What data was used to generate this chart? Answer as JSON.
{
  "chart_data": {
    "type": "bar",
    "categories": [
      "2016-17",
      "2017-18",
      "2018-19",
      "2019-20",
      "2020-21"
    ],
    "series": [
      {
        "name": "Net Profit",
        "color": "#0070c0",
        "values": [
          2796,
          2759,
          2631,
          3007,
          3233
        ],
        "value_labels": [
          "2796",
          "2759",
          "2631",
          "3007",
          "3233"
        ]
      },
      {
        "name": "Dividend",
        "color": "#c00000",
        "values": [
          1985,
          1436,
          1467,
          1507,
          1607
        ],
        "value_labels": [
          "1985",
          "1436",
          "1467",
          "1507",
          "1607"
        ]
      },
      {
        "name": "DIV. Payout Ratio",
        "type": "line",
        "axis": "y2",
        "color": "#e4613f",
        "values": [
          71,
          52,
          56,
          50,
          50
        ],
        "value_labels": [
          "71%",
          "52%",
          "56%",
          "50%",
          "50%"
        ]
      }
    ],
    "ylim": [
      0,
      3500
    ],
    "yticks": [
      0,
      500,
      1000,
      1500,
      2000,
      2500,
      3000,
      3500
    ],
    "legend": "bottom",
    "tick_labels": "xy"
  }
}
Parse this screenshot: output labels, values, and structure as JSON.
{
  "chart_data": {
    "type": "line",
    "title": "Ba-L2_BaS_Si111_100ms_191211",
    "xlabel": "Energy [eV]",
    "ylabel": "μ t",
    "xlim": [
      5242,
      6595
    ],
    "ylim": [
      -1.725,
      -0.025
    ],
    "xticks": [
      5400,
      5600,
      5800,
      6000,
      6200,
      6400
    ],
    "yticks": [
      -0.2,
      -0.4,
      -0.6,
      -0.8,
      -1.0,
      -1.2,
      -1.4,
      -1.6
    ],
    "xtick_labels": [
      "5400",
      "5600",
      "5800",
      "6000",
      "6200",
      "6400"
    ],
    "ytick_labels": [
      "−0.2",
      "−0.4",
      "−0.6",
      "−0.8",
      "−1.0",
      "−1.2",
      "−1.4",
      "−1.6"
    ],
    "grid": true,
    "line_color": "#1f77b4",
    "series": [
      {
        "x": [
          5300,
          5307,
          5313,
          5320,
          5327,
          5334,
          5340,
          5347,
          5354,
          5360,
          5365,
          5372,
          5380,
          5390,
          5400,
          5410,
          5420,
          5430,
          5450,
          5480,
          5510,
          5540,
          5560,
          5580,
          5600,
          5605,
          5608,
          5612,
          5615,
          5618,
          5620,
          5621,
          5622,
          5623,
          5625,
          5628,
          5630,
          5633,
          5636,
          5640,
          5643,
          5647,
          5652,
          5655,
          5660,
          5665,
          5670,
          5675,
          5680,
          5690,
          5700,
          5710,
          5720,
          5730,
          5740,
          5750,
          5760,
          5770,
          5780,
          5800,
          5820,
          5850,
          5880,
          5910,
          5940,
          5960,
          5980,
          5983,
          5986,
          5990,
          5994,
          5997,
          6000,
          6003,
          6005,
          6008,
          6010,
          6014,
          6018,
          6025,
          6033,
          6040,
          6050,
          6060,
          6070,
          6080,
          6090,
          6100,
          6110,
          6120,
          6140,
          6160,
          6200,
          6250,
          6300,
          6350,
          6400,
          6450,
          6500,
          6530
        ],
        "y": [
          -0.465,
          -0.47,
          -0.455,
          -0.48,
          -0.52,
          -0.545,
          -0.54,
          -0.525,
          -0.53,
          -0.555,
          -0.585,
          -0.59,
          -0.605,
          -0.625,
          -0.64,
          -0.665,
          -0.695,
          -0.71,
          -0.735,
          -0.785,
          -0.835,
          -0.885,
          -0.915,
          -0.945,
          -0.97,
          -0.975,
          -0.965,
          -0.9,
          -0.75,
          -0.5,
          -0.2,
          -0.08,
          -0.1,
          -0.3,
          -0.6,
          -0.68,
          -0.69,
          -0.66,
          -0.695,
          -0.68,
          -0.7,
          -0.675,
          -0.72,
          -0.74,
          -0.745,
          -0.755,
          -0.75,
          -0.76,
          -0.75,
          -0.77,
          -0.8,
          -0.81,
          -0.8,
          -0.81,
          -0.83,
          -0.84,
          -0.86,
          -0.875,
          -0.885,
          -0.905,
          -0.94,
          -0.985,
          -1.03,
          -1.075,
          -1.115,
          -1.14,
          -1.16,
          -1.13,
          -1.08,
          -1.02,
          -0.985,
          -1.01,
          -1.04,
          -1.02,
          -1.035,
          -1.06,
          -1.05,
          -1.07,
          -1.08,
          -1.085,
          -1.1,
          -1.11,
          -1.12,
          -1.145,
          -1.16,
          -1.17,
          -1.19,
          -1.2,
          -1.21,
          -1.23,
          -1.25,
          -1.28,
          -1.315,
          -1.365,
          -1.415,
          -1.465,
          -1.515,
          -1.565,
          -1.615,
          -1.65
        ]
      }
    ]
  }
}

__________________________________________________

* **TASK GOAL**:
Find "this". Copy every line it occurs in.

* **COMPLETED TASK**:
What data was used to generate this chart? Answer as JSON.
Parse this screenshot: output labels, values, and structure as JSON.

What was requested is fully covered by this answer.